- REQUIRED TASK
Return the count of lines with the string "Preview" in them, and nothing else.

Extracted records
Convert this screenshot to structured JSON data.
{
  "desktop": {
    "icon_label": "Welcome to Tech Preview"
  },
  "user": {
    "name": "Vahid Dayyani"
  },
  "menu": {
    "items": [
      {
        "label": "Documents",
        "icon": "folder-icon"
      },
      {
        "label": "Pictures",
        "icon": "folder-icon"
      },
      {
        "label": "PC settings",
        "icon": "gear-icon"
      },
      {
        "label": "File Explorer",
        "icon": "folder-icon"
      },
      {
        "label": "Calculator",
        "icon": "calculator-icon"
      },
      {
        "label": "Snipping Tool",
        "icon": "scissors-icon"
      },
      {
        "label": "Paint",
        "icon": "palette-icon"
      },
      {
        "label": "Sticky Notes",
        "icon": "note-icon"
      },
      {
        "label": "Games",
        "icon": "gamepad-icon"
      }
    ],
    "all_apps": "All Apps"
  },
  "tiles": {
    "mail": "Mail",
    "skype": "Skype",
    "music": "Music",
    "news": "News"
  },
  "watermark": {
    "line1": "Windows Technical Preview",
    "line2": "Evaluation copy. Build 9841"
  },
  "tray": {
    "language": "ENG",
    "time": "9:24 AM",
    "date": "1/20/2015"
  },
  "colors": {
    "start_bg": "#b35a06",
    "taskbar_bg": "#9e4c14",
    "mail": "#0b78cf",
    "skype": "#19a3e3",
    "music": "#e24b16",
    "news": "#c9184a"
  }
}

- EXERCISE ANSWER
2